Task set:
- 1) According to the court opinion excerpt, whose judgment is affirmed?
- 2) Pick up the court opinion excerpt after its final sentence and continue writing it.

Selected extract:
■ ■ ■ ■ ■ ■ ■
The dissent makes much of the “serious anomaly” that would arise from permitting “every car salesman, every residential home developer, every appliance company [to] threaten repossession of its product if a buyer does not pay,” but denying that power to the government alone, post, at 3. It is by no means clear than any anomaly exists. The car salesman, residential home developer, etc., can obtain repossession of his product only (as the dissent acknowledges) “if [he] has taken a security interest in the product,” ibid. It is neither clear that a private party can take and enforce a security interest in an FCC license, see, e.g., In re Cheskey, 9 FCC Rcd. 986, ¶8 (1994), nor that the FCC cannot. (As we described in our statement of facts, the FCC purported to take such a security interest in the present case. What is at issue, however, is not the enforcement of that interest in the bankruptcy process,5 but rather elimination of the licenses through the regulatory step of “revoking” them–action that the statute specifically forbids.) In any event, if there is an anomaly it is one that has been created by Congress–a state of affairs the dissent does not think intolerable, since its own disposition creates the anomaly of allowing the government to reclaim its property by means other than the enforcement of a security interest, but not permitting private individuals to do so.

* * *

For the reasons stated, the judgment of the Court of Appeals for the District of Columbia Circuit is

Affirmed.


Notes

1. We do not reach the merits of the determination that the licenses should be valued as of the time they were conveyed, rather than as of the time NextWave won the auction entitling it to conveyance.

2. The full text of 11 U.S.C. § 525(a) reads as follows: “Except as provided in the Perishable Agricultural Commodities
Act, 1930, the Packers and Stockyards Act, 1921, and section 1 of the Act entitled ‘An Act making appropriations for the Department of Agriculture for the fiscal year ending June 30, 1944, and for other purposes,’ approved July 12, 1943, a governmental unit may not deny, revoke, suspend, or refuse to renew a license, permit, charter, franchise, or other similar grant to, condition such a grant to, discriminate with respect to such a grant against, deny employment to, terminate the employment of, or discriminate with respect to employment against, a person that is or has been a debtor under this title or a bankrupt or a debtor under the Bankruptcy Act, or another person with whom such bankrupt or debtor has been associated, solely because such bankrupt or debtor is or has been a debtor under this title or a bankrupt or debtor under the Bankruptcy Act, has been insolvent before the commencement of the case under this title, or during the case but before the debtor is granted or denied a discharge, or has not paid a debt that is dischargeable in the case under this title or that was discharged under the Bankruptcy Act.”
■ ■ ■ ■ ■ ■ ■
Study material:
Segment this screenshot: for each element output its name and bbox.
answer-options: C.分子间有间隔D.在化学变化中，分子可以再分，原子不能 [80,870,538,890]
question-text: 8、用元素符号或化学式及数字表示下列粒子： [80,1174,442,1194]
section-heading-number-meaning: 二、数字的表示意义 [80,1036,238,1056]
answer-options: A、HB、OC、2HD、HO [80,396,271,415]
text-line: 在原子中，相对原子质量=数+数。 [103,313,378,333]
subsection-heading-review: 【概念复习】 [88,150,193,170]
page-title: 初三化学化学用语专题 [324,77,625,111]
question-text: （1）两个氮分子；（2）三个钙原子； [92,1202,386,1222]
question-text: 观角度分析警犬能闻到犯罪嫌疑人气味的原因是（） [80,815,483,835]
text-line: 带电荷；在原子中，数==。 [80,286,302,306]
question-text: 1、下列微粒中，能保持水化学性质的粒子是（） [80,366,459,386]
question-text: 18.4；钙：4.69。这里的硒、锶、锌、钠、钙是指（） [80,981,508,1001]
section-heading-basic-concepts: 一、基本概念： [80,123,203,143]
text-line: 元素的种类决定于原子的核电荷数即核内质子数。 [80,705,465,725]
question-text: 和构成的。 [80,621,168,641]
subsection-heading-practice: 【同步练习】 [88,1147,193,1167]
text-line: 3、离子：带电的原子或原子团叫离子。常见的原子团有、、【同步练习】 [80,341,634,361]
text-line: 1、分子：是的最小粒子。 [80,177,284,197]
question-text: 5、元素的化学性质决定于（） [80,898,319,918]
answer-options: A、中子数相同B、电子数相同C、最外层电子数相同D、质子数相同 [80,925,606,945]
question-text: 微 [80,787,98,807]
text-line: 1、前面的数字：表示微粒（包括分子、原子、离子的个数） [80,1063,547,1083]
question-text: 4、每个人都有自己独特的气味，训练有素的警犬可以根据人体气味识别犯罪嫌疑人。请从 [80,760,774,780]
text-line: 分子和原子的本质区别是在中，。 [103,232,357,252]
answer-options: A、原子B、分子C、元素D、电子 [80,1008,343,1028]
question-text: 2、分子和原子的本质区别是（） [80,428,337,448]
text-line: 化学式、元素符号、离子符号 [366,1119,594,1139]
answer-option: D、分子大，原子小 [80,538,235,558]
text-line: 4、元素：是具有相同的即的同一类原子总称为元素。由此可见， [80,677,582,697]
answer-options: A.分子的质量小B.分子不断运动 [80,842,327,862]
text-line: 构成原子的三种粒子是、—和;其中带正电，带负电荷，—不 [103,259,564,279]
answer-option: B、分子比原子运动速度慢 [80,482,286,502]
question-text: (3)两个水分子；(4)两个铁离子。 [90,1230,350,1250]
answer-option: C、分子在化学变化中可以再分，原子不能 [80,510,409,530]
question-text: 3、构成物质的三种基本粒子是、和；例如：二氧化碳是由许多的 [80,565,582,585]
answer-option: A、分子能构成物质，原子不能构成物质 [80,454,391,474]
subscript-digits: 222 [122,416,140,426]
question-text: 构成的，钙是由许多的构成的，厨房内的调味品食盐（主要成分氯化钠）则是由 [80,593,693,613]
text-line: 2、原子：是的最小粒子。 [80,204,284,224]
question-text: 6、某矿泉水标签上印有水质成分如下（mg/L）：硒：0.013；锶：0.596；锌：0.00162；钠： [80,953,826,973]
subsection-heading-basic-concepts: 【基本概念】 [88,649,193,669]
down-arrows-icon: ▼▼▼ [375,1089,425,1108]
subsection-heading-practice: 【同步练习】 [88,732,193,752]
■ ■ ■ ■ ■ ■ ■
Responses to the exercise:
- 1) The judgment of the Court of Appeals for the District of Columbia Circuit.

- 2)
*. * Justice Stevens does not join this Part.

3. The portion of the dissenting opinion that deduces the statute’s purposes, Part II, post, at 4—7, contains no discussion of the portion of §525(a) at issue here.

4. The second of the purposes, by the way–prohibiting government action that “would undercut the ‘fresh start’ that is bankruptcy’s promise,” post, at 4–plays no real role in the dissent’s analysis, if indeed such a circular criterion could ever play a role in any analysis. The whole issue before us can be described as asking what the Bankruptcy Code’s promise of a “fresh start” consists of. Rather than reframing the question, our interpretation concretely accords a “fresh start” where the dissent would not–where there is revocation of a license solely because of a bankrupt’s failure to pay dischargeable debts.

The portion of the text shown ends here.